_Task description:_
Locate the string "languages" in the records below. Copy every line where it occurs.
───── Data to use
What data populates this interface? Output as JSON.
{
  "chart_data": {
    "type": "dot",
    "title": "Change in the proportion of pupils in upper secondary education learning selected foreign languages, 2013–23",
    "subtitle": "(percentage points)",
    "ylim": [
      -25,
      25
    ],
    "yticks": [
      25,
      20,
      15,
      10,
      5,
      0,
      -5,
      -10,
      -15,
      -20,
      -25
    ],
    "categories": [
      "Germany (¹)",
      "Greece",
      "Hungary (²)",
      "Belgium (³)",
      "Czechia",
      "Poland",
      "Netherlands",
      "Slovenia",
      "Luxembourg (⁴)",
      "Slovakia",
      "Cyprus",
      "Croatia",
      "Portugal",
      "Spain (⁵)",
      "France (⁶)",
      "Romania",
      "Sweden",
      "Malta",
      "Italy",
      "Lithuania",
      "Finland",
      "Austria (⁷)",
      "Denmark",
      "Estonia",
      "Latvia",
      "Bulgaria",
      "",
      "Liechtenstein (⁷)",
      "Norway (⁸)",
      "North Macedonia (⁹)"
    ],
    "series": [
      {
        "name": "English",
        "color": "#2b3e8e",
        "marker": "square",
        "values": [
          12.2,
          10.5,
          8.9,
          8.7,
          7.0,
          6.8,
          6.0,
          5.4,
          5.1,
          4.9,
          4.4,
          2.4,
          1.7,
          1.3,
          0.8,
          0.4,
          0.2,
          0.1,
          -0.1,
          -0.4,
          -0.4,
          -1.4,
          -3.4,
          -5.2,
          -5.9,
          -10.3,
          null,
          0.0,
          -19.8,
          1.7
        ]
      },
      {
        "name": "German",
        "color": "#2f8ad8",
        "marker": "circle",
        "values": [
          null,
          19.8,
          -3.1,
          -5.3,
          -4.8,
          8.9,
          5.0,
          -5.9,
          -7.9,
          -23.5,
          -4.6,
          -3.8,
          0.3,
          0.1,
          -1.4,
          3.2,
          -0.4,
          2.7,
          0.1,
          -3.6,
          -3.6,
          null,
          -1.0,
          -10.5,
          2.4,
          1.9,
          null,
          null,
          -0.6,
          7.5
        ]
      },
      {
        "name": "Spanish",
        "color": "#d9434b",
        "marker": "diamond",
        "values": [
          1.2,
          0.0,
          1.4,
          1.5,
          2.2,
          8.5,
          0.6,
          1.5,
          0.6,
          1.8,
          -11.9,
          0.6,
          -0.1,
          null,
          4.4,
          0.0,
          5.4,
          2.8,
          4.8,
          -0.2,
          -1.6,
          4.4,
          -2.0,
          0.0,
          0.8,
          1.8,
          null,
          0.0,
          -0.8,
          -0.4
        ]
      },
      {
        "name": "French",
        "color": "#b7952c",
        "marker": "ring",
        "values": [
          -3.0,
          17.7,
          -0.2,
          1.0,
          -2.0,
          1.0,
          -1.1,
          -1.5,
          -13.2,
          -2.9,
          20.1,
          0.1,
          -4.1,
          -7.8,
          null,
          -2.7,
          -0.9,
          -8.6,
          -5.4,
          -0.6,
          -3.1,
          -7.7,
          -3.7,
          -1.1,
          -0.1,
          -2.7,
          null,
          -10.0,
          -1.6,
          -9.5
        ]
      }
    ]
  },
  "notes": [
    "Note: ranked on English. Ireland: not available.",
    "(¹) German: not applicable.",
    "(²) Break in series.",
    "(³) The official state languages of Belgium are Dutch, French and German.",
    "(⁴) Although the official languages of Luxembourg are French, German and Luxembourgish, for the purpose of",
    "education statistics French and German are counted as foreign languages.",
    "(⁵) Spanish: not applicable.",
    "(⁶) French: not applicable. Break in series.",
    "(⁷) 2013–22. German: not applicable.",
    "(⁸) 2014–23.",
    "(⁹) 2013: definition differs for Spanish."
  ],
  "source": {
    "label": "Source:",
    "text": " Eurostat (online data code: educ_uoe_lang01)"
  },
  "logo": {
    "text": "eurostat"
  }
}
──────────
_Full answer:_
    "title": "Change in the proportion of pupils in upper secondary education learning selected foreign languages, 2013–23",
    "(³) The official state languages of Belgium are Dutch, French and German.",
    "(⁴) Although the official languages of Luxembourg are French, German and Luxembourgish, for the purpose of",
    "education statistics French and German are counted as foreign languages.",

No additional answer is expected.